## Aim
Take every line where the string "COOLING" appears and copy it.

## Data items
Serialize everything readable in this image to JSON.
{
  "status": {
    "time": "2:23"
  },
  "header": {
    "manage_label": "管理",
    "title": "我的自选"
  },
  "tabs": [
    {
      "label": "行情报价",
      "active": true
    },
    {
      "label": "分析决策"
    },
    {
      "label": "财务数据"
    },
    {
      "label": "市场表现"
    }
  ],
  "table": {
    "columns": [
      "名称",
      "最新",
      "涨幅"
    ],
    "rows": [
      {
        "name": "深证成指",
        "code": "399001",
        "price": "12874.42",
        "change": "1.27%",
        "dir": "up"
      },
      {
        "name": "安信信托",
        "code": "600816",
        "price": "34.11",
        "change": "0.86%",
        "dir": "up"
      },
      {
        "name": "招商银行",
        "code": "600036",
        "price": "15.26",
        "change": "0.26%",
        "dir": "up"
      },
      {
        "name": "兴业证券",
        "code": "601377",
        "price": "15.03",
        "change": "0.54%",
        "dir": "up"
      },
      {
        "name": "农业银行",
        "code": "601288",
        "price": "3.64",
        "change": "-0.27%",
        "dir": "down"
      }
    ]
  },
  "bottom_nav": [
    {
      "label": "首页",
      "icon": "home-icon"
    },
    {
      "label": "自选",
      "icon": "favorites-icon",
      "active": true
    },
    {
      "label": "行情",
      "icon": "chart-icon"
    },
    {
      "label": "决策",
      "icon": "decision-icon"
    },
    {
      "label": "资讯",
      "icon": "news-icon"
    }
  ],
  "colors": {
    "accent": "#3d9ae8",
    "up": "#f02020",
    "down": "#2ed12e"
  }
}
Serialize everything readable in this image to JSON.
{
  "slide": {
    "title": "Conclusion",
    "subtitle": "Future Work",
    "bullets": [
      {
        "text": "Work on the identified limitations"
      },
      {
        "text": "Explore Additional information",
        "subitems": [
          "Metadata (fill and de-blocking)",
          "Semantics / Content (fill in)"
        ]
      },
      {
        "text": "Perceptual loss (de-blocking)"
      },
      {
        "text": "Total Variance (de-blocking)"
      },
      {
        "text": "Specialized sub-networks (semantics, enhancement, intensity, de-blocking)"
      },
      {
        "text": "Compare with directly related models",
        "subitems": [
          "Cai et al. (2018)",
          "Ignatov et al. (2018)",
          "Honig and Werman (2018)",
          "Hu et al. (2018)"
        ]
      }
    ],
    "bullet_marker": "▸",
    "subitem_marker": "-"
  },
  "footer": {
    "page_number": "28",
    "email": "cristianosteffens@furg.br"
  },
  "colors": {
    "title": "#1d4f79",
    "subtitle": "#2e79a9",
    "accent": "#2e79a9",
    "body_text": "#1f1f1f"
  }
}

==

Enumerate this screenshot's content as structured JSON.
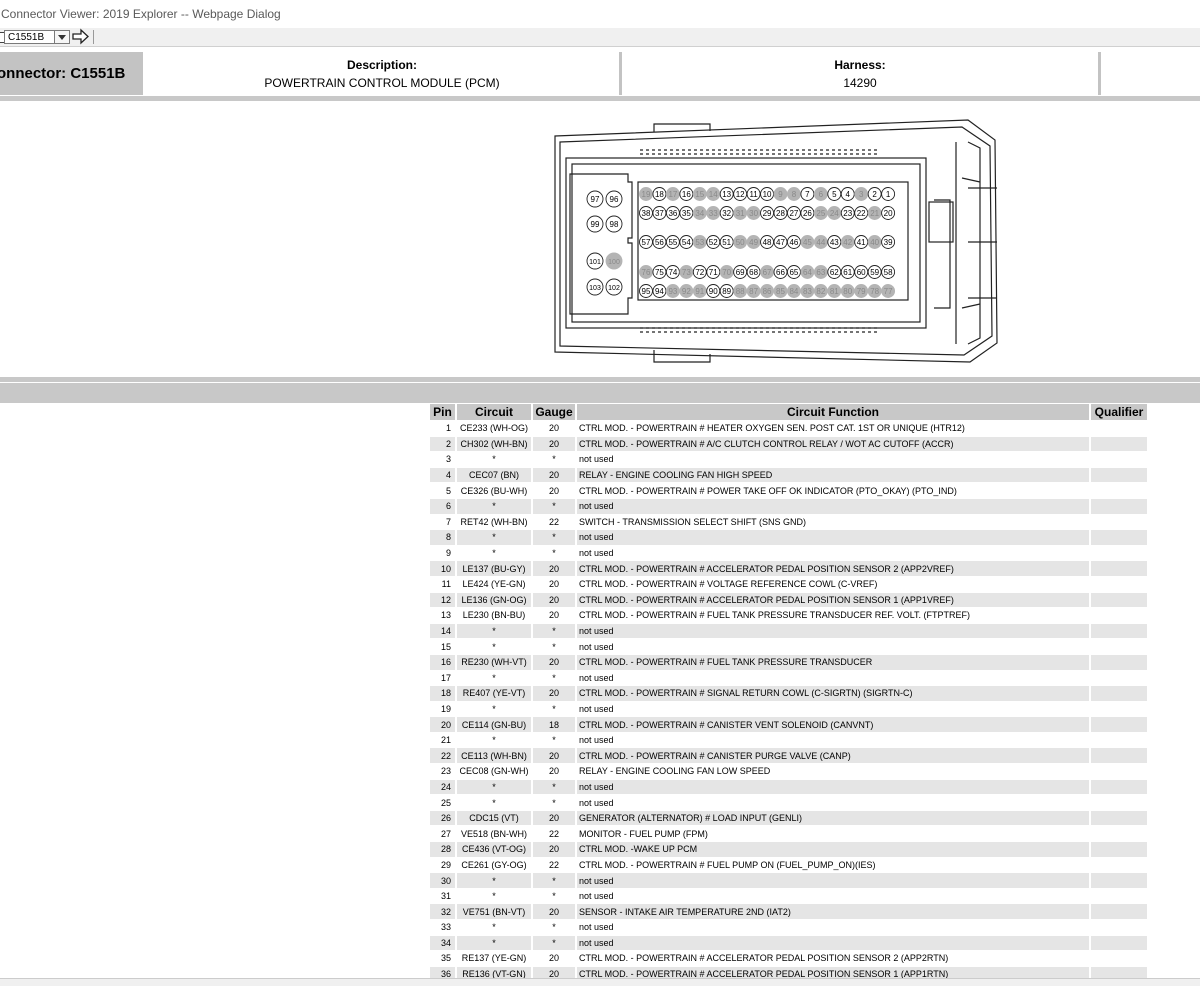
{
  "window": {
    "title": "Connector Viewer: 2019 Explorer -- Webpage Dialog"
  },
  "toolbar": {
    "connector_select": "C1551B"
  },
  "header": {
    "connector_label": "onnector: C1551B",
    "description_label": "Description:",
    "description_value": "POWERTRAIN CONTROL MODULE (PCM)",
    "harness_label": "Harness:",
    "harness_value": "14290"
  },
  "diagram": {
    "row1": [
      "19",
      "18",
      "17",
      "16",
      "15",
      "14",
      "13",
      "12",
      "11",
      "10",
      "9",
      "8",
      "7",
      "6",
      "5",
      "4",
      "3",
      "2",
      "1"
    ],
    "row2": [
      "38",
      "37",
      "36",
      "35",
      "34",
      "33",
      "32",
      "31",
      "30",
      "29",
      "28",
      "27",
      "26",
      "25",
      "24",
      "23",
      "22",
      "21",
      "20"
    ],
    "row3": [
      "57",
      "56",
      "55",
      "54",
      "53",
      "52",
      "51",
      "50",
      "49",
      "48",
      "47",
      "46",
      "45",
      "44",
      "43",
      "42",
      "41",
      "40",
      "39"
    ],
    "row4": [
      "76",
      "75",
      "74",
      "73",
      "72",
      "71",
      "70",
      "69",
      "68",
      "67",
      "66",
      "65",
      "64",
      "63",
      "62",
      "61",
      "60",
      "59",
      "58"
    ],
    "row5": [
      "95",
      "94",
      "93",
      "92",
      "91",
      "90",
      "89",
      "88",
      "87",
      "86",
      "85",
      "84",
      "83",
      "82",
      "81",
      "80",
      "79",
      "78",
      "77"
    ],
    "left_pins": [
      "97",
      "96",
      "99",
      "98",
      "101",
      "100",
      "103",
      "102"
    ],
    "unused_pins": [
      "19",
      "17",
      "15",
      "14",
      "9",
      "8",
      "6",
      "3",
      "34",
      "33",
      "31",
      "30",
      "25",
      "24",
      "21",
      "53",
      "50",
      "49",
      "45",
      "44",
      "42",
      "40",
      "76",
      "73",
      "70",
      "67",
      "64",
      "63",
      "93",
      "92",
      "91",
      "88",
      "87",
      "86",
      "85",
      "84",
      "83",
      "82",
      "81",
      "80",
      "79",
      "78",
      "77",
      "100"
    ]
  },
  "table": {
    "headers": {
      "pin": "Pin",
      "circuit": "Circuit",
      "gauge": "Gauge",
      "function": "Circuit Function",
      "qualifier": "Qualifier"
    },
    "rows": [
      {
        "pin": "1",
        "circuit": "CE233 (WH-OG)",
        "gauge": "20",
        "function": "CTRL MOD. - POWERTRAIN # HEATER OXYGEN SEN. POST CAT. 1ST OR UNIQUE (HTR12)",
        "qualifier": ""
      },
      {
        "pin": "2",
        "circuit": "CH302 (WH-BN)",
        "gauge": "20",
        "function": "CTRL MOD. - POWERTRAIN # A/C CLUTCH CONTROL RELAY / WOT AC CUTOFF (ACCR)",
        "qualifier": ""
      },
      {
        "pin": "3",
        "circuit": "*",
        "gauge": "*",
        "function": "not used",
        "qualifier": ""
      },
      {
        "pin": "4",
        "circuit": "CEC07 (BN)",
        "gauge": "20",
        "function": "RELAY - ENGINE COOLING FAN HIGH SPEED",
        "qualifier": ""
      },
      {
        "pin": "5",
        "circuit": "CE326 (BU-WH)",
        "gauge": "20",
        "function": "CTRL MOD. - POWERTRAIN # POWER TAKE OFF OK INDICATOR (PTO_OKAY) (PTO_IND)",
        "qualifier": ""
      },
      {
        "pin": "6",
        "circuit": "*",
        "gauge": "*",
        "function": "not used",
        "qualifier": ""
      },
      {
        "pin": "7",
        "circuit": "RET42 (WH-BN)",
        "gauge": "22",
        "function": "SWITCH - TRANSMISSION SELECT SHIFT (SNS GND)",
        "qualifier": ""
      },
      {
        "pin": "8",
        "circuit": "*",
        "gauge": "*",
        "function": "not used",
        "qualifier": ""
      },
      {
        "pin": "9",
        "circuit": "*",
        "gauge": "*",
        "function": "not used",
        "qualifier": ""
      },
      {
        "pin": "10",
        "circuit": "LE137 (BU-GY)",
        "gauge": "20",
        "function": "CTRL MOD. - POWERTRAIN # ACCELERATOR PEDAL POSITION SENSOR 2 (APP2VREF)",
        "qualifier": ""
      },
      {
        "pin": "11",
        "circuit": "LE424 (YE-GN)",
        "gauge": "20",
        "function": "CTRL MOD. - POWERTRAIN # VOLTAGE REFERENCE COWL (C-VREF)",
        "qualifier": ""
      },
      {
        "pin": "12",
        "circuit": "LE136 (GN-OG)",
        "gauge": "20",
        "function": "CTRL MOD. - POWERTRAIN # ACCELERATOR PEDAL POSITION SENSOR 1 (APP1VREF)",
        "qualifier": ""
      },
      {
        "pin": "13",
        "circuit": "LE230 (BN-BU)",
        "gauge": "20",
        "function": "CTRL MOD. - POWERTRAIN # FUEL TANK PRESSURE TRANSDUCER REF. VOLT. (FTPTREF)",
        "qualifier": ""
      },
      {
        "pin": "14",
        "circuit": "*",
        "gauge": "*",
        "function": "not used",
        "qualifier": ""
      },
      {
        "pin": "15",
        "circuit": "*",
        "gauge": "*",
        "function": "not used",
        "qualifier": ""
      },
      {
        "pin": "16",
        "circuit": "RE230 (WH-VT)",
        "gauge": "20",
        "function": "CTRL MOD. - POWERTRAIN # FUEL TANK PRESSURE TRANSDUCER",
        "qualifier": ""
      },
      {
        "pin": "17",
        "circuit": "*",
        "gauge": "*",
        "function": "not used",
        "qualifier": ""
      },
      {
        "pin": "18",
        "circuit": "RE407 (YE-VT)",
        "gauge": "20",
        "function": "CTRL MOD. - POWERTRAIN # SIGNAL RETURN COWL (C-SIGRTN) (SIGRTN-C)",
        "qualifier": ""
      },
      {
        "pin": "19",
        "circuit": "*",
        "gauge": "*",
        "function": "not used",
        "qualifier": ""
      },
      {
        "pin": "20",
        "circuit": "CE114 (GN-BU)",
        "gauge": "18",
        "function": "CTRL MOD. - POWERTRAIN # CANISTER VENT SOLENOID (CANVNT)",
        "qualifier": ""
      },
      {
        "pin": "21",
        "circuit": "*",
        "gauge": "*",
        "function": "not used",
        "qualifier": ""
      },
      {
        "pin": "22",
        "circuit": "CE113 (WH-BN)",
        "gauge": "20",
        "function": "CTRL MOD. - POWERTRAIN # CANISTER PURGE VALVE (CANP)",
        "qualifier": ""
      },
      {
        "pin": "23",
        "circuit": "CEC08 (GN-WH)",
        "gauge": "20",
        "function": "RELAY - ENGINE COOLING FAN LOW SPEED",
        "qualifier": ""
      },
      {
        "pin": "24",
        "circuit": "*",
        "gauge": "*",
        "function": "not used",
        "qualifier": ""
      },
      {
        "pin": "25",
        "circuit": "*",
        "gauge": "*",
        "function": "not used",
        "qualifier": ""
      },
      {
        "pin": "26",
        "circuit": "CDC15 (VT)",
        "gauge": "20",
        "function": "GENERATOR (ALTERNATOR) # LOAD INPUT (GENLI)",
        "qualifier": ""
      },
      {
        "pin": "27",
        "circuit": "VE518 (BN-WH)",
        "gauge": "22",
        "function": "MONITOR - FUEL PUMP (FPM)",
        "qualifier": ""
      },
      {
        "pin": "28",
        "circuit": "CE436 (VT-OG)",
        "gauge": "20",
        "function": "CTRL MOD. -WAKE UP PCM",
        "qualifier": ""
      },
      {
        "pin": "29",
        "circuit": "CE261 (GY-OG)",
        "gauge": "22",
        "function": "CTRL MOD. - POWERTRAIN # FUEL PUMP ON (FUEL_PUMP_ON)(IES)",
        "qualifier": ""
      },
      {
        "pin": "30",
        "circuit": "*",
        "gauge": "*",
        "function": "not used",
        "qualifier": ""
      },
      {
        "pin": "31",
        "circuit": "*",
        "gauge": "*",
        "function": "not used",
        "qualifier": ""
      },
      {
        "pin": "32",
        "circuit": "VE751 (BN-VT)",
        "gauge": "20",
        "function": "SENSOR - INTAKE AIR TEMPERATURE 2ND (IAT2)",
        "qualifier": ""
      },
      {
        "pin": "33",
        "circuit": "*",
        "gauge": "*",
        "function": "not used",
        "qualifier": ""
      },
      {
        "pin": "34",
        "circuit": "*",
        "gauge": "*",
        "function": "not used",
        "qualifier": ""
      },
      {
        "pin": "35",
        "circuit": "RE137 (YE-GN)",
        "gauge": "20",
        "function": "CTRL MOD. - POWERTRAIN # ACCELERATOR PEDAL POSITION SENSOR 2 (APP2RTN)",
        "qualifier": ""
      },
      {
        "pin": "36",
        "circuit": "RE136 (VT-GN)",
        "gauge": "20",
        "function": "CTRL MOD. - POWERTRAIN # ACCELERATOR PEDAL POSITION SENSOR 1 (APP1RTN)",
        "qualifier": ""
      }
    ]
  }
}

## Correct result
        "function": "RELAY - ENGINE COOLING FAN HIGH SPEED",
        "function": "RELAY - ENGINE COOLING FAN LOW SPEED",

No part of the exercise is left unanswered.